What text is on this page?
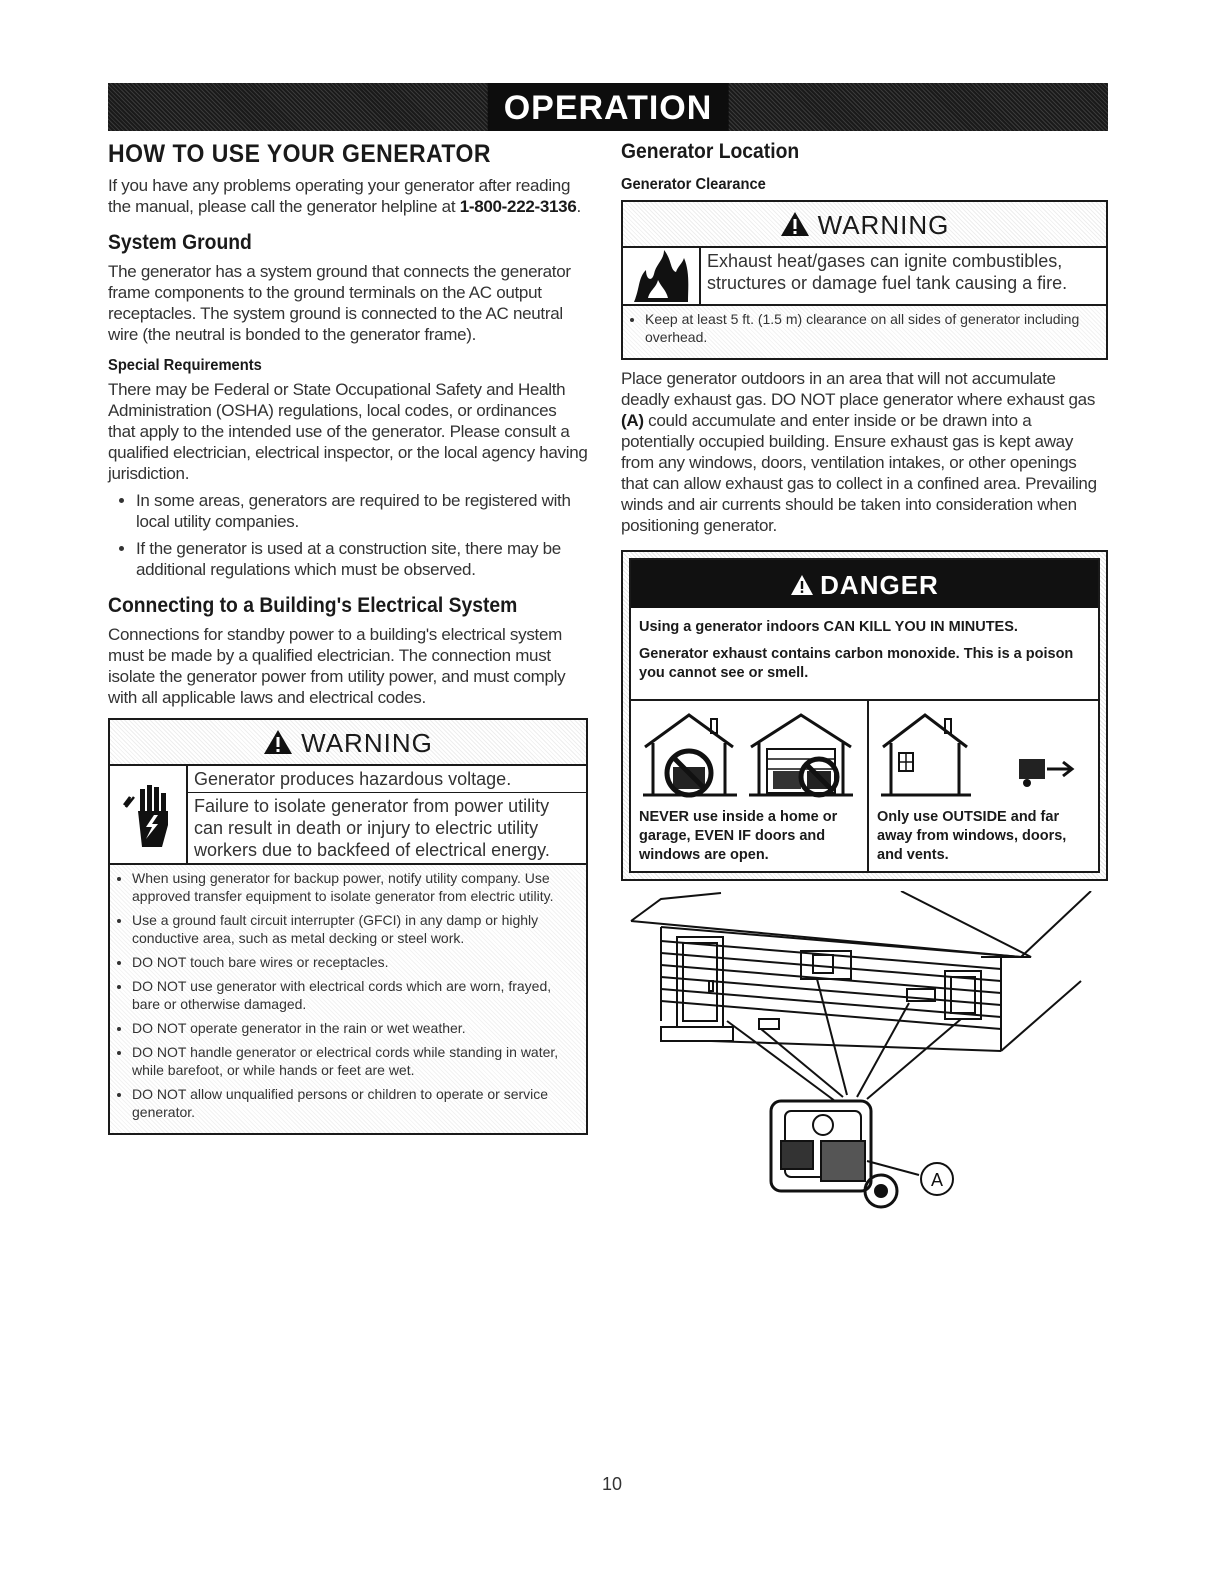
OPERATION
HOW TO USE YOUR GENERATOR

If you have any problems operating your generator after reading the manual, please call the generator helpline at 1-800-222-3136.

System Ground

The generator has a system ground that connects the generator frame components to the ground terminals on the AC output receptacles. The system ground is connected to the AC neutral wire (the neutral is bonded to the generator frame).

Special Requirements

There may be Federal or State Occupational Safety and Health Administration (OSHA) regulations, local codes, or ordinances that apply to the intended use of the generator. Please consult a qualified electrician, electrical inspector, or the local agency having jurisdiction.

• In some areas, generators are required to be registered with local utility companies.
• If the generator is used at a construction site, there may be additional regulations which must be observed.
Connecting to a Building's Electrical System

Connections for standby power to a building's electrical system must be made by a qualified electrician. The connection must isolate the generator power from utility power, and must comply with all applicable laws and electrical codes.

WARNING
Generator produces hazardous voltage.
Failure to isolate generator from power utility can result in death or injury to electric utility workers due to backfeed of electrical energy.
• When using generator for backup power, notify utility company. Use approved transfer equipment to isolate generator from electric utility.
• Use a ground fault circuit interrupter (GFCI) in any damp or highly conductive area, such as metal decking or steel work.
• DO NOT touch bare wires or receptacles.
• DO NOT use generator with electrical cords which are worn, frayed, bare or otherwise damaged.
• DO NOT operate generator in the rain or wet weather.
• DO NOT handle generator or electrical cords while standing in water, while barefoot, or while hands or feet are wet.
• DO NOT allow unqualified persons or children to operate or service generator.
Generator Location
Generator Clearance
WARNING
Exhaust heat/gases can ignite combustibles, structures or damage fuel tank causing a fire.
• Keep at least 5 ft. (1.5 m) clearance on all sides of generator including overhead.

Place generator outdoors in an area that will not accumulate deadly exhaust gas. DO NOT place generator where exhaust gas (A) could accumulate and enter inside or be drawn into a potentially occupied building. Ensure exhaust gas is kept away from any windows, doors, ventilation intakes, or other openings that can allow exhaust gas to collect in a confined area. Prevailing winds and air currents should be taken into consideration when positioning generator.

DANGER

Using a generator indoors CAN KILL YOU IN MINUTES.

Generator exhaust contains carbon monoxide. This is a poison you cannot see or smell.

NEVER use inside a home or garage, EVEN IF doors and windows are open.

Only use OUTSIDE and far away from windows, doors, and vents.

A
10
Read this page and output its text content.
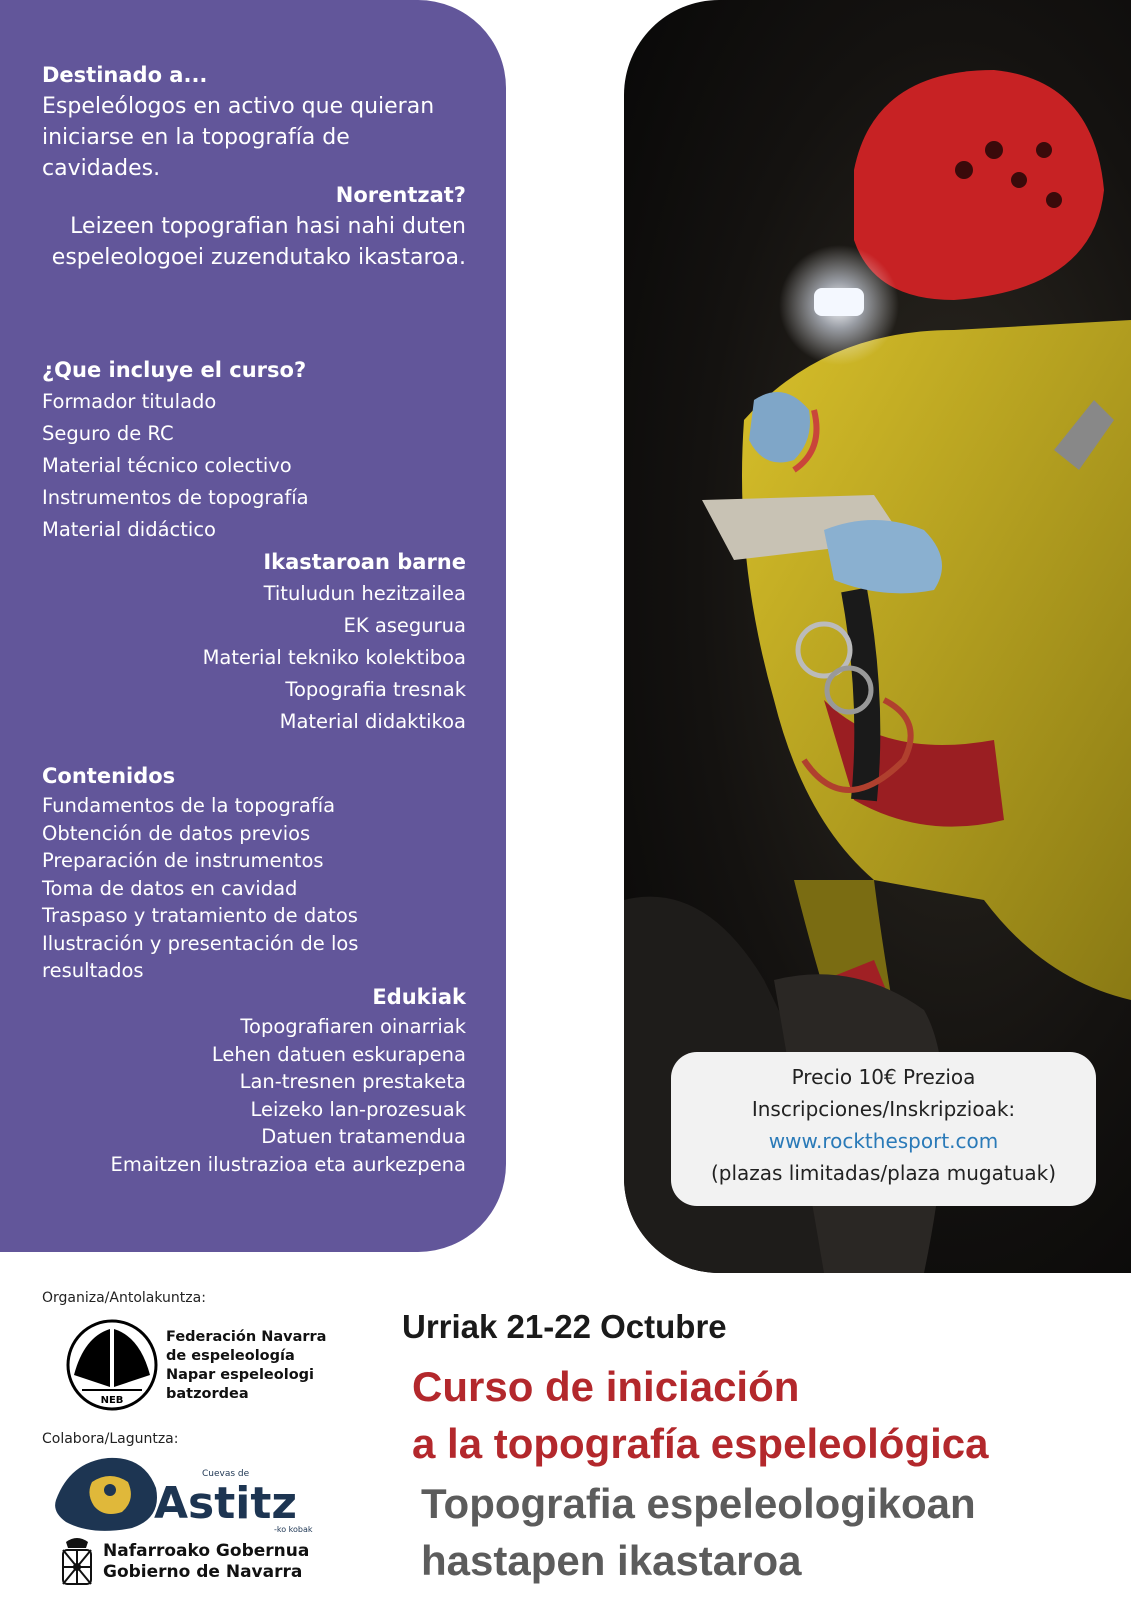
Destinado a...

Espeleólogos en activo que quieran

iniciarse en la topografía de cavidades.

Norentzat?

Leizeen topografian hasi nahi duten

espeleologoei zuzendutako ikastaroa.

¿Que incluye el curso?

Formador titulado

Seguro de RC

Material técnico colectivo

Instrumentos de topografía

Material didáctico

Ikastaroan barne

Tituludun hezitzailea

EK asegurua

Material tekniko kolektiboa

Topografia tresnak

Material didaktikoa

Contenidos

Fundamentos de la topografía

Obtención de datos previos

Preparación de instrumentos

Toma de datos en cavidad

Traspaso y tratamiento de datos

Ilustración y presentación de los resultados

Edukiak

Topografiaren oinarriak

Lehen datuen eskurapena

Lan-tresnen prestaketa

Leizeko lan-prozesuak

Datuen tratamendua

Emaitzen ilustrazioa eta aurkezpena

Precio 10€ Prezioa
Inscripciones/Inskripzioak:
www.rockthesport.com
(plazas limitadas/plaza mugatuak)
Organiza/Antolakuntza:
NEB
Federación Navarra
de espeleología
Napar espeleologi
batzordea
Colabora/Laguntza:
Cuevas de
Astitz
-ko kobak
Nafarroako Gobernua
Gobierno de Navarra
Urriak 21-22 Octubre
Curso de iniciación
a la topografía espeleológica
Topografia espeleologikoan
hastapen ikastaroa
──────────
* _The exercise_: Search the records for the word "isolate" and copy every line where it occurs.

* _Full answer_:
Connections for standby power to a building's electrical system must be made by a qualified electrician. The connection must isolate the generator power from utility power, and must comply with all applicable laws and electrical codes.
Failure to isolate generator from power utility can result in death or injury to electric utility workers due to backfeed of electrical energy.
• When using generator for backup power, notify utility company. Use approved transfer equipment to isolate generator from electric utility.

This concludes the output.